§ Problem requirements
Look through the data and write out every line with the word "JSON" in it.

Items from a dataset:
++++++++
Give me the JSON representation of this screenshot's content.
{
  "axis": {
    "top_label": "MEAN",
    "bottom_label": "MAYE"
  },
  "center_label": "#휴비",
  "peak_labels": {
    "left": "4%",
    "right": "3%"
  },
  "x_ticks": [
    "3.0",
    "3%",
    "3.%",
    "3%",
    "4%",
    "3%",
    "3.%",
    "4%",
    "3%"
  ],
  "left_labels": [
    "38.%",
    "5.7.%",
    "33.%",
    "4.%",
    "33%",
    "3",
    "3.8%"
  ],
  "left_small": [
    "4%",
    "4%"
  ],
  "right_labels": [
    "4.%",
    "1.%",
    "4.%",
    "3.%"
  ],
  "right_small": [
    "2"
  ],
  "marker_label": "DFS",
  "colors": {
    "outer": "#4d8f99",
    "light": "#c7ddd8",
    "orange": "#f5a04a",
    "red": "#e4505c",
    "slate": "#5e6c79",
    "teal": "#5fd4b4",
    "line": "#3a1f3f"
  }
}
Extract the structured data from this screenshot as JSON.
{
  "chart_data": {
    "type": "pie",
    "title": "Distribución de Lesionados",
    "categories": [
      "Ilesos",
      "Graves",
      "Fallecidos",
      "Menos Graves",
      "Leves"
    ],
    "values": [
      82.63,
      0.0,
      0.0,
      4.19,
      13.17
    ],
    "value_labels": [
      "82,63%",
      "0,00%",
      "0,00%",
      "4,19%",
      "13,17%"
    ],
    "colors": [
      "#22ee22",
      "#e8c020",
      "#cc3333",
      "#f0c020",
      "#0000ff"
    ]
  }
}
++++++++
§ Result of this exercise
Give me the JSON representation of this screenshot's content.
Extract the structured data from this screenshot as JSON.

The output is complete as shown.